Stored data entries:
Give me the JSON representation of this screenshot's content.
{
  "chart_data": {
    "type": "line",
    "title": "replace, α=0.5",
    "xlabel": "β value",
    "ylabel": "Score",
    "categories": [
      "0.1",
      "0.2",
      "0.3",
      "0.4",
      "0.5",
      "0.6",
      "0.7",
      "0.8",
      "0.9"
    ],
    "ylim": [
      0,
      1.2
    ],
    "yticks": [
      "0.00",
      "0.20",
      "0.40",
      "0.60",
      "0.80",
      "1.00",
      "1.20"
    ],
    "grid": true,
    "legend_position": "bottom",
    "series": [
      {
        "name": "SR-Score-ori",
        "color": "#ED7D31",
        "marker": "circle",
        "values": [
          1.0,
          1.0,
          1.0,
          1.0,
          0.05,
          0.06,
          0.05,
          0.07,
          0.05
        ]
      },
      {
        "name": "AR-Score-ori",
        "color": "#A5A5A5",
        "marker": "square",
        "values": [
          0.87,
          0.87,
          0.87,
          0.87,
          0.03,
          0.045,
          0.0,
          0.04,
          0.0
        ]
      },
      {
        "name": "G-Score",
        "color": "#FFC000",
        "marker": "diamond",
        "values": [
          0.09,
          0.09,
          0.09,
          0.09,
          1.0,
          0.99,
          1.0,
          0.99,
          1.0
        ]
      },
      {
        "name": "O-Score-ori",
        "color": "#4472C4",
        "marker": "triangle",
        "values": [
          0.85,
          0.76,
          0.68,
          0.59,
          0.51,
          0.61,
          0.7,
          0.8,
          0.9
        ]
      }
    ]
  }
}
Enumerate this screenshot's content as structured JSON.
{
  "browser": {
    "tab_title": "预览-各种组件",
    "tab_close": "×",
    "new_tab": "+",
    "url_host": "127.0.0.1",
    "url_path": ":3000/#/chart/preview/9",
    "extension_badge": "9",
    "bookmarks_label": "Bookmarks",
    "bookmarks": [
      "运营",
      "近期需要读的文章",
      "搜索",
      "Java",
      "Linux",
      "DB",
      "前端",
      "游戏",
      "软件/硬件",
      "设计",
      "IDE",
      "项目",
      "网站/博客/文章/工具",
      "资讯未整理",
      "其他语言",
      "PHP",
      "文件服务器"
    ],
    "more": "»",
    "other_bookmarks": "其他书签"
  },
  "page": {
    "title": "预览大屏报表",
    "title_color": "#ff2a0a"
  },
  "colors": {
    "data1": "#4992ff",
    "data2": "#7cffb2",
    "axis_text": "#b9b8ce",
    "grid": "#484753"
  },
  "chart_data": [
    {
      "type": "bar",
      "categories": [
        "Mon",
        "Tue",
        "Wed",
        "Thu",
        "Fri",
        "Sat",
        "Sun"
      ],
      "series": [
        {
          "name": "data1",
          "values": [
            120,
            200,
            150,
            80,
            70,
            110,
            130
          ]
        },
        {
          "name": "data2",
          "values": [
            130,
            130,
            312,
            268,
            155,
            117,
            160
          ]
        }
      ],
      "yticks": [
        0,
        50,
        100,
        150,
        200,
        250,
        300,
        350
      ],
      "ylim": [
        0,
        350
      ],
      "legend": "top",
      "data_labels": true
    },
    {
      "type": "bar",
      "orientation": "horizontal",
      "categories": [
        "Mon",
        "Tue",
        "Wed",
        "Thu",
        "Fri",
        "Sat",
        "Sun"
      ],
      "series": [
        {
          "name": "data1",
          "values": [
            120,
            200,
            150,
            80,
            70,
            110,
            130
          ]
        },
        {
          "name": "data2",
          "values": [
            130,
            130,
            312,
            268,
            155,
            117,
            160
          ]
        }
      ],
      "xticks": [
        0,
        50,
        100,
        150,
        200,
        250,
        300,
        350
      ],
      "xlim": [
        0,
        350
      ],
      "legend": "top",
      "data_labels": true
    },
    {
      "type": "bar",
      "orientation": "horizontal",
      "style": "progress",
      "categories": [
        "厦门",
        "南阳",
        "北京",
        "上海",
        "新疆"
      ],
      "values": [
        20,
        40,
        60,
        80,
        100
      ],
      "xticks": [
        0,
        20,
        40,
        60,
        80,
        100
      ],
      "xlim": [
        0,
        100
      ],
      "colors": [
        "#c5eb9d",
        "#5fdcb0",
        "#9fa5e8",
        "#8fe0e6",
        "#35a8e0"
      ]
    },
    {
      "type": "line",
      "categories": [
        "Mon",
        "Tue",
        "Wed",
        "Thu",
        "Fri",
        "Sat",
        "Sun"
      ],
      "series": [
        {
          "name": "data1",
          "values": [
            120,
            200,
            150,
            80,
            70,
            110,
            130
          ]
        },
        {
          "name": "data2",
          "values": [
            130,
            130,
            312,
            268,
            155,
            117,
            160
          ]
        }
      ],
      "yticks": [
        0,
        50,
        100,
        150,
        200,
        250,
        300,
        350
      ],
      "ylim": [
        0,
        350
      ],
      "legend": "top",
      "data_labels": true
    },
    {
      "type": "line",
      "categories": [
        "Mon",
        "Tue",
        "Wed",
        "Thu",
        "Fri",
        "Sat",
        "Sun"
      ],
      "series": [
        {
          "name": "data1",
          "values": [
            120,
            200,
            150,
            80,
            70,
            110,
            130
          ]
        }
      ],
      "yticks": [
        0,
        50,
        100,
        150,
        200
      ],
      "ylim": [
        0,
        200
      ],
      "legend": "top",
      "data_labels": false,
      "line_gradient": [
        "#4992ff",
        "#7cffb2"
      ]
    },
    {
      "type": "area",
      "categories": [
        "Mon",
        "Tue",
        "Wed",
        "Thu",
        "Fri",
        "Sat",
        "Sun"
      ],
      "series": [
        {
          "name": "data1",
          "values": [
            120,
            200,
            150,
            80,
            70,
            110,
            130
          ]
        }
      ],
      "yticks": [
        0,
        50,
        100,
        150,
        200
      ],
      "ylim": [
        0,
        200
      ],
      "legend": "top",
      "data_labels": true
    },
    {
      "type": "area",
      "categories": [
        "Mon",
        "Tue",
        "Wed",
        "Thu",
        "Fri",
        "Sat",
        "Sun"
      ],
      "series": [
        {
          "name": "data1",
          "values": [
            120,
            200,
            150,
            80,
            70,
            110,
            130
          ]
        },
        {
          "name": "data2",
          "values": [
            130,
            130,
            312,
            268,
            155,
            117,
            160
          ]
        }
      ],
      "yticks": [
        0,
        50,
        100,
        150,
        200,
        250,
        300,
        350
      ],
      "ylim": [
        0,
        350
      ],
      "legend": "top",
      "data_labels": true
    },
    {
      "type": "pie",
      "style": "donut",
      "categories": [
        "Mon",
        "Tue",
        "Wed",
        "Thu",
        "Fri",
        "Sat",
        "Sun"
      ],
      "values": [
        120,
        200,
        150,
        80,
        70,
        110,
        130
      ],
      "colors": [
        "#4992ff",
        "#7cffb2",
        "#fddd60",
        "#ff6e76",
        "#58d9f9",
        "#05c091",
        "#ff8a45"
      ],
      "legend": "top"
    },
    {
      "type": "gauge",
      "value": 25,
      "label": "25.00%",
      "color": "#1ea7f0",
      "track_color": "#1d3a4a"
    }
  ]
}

[GIVEN EXERCISE] Give every line of the material again, exactly as it reads.

[REPLY]
Give me the JSON representation of this screenshot's content.
{
  "chart_data": {
    "type": "line",
    "title": "replace, α=0.5",
    "xlabel": "β value",
    "ylabel": "Score",
    "categories": [
      "0.1",
      "0.2",
      "0.3",
      "0.4",
      "0.5",
      "0.6",
      "0.7",
      "0.8",
      "0.9"
    ],
    "ylim": [
      0,
      1.2
    ],
    "yticks": [
      "0.00",
      "0.20",
      "0.40",
      "0.60",
      "0.80",
      "1.00",
      "1.20"
    ],
    "grid": true,
    "legend_position": "bottom",
    "series": [
      {
        "name": "SR-Score-ori",
        "color": "#ED7D31",
        "marker": "circle",
        "values": [
          1.0,
          1.0,
          1.0,
          1.0,
          0.05,
          0.06,
          0.05,
          0.07,
          0.05
        ]
      },
      {
        "name": "AR-Score-ori",
        "color": "#A5A5A5",
        "marker": "square",
        "values": [
          0.87,
          0.87,
          0.87,
          0.87,
          0.03,
          0.045,
          0.0,
          0.04,
          0.0
        ]
      },
      {
        "name": "G-Score",
        "color": "#FFC000",
        "marker": "diamond",
        "values": [
          0.09,
          0.09,
          0.09,
          0.09,
          1.0,
          0.99,
          1.0,
          0.99,
          1.0
        ]
      },
      {
        "name": "O-Score-ori",
        "color": "#4472C4",
        "marker": "triangle",
        "values": [
          0.85,
          0.76,
          0.68,
          0.59,
          0.51,
          0.61,
          0.7,
          0.8,
          0.9
        ]
      }
    ]
  }
}
Enumerate this screenshot's content as structured JSON.
{
  "browser": {
    "tab_title": "预览-各种组件",
    "tab_close": "×",
    "new_tab": "+",
    "url_host": "127.0.0.1",
    "url_path": ":3000/#/chart/preview/9",
    "extension_badge": "9",
    "bookmarks_label": "Bookmarks",
    "bookmarks": [
      "运营",
      "近期需要读的文章",
      "搜索",
      "Java",
      "Linux",
      "DB",
      "前端",
      "游戏",
      "软件/硬件",
      "设计",
      "IDE",
      "项目",
      "网站/博客/文章/工具",
      "资讯未整理",
      "其他语言",
      "PHP",
      "文件服务器"
    ],
    "more": "»",
    "other_bookmarks": "其他书签"
  },
  "page": {
    "title": "预览大屏报表",
    "title_color": "#ff2a0a"
  },
  "colors": {
    "data1": "#4992ff",
    "data2": "#7cffb2",
    "axis_text": "#b9b8ce",
    "grid": "#484753"
  },
  "chart_data": [
    {
      "type": "bar",
      "categories": [
        "Mon",
        "Tue",
        "Wed",
        "Thu",
        "Fri",
        "Sat",
        "Sun"
      ],
      "series": [
        {
          "name": "data1",
          "values": [
            120,
            200,
            150,
            80,
            70,
            110,
            130
          ]
        },
        {
          "name": "data2",
          "values": [
            130,
            130,
            312,
            268,
            155,
            117,
            160
          ]
        }
      ],
      "yticks": [
        0,
        50,
        100,
        150,
        200,
        250,
        300,
        350
      ],
      "ylim": [
        0,
        350
      ],
      "legend": "top",
      "data_labels": true
    },
    {
      "type": "bar",
      "orientation": "horizontal",
      "categories": [
        "Mon",
        "Tue",
        "Wed",
        "Thu",
        "Fri",
        "Sat",
        "Sun"
      ],
      "series": [
        {
          "name": "data1",
          "values": [
            120,
            200,
            150,
            80,
            70,
            110,
            130
          ]
        },
        {
          "name": "data2",
          "values": [
            130,
            130,
            312,
            268,
            155,
            117,
            160
          ]
        }
      ],
      "xticks": [
        0,
        50,
        100,
        150,
        200,
        250,
        300,
        350
      ],
      "xlim": [
        0,
        350
      ],
      "legend": "top",
      "data_labels": true
    },
    {
      "type": "bar",
      "orientation": "horizontal",
      "style": "progress",
      "categories": [
        "厦门",
        "南阳",
        "北京",
        "上海",
        "新疆"
      ],
      "values": [
        20,
        40,
        60,
        80,
        100
      ],
      "xticks": [
        0,
        20,
        40,
        60,
        80,
        100
      ],
      "xlim": [
        0,
        100
      ],
      "colors": [
        "#c5eb9d",
        "#5fdcb0",
        "#9fa5e8",
        "#8fe0e6",
        "#35a8e0"
      ]
    },
    {
      "type": "line",
      "categories": [
        "Mon",
        "Tue",
        "Wed",
        "Thu",
        "Fri",
        "Sat",
        "Sun"
      ],
      "series": [
        {
          "name": "data1",
          "values": [
            120,
            200,
            150,
            80,
            70,
            110,
            130
          ]
        },
        {
          "name": "data2",
          "values": [
            130,
            130,
            312,
            268,
            155,
            117,
            160
          ]
        }
      ],
      "yticks": [
        0,
        50,
        100,
        150,
        200,
        250,
        300,
        350
      ],
      "ylim": [
        0,
        350
      ],
      "legend": "top",
      "data_labels": true
    },
    {
      "type": "line",
      "categories": [
        "Mon",
        "Tue",
        "Wed",
        "Thu",
        "Fri",
        "Sat",
        "Sun"
      ],
      "series": [
        {
          "name": "data1",
          "values": [
            120,
            200,
            150,
            80,
            70,
            110,
            130
          ]
        }
      ],
      "yticks": [
        0,
        50,
        100,
        150,
        200
      ],
      "ylim": [
        0,
        200
      ],
      "legend": "top",
      "data_labels": false,
      "line_gradient": [
        "#4992ff",
        "#7cffb2"
      ]
    },
    {
      "type": "area",
      "categories": [
        "Mon",
        "Tue",
        "Wed",
        "Thu",
        "Fri",
        "Sat",
        "Sun"
      ],
      "series": [
        {
          "name": "data1",
          "values": [
            120,
            200,
            150,
            80,
            70,
            110,
            130
          ]
        }
      ],
      "yticks": [
        0,
        50,
        100,
        150,
        200
      ],
      "ylim": [
        0,
        200
      ],
      "legend": "top",
      "data_labels": true
    },
    {
      "type": "area",
      "categories": [
        "Mon",
        "Tue",
        "Wed",
        "Thu",
        "Fri",
        "Sat",
        "Sun"
      ],
      "series": [
        {
          "name": "data1",
          "values": [
            120,
            200,
            150,
            80,
            70,
            110,
            130
          ]
        },
        {
          "name": "data2",
          "values": [
            130,
            130,
            312,
            268,
            155,
            117,
            160
          ]
        }
      ],
      "yticks": [
        0,
        50,
        100,
        150,
        200,
        250,
        300,
        350
      ],
      "ylim": [
        0,
        350
      ],
      "legend": "top",
      "data_labels": true
    },
    {
      "type": "pie",
      "style": "donut",
      "categories": [
        "Mon",
        "Tue",
        "Wed",
        "Thu",
        "Fri",
        "Sat",
        "Sun"
      ],
      "values": [
        120,
        200,
        150,
        80,
        70,
        110,
        130
      ],
      "colors": [
        "#4992ff",
        "#7cffb2",
        "#fddd60",
        "#ff6e76",
        "#58d9f9",
        "#05c091",
        "#ff8a45"
      ],
      "legend": "top"
    },
    {
      "type": "gauge",
      "value": 25,
      "label": "25.00%",
      "color": "#1ea7f0",
      "track_color": "#1d3a4a"
    }
  ]
}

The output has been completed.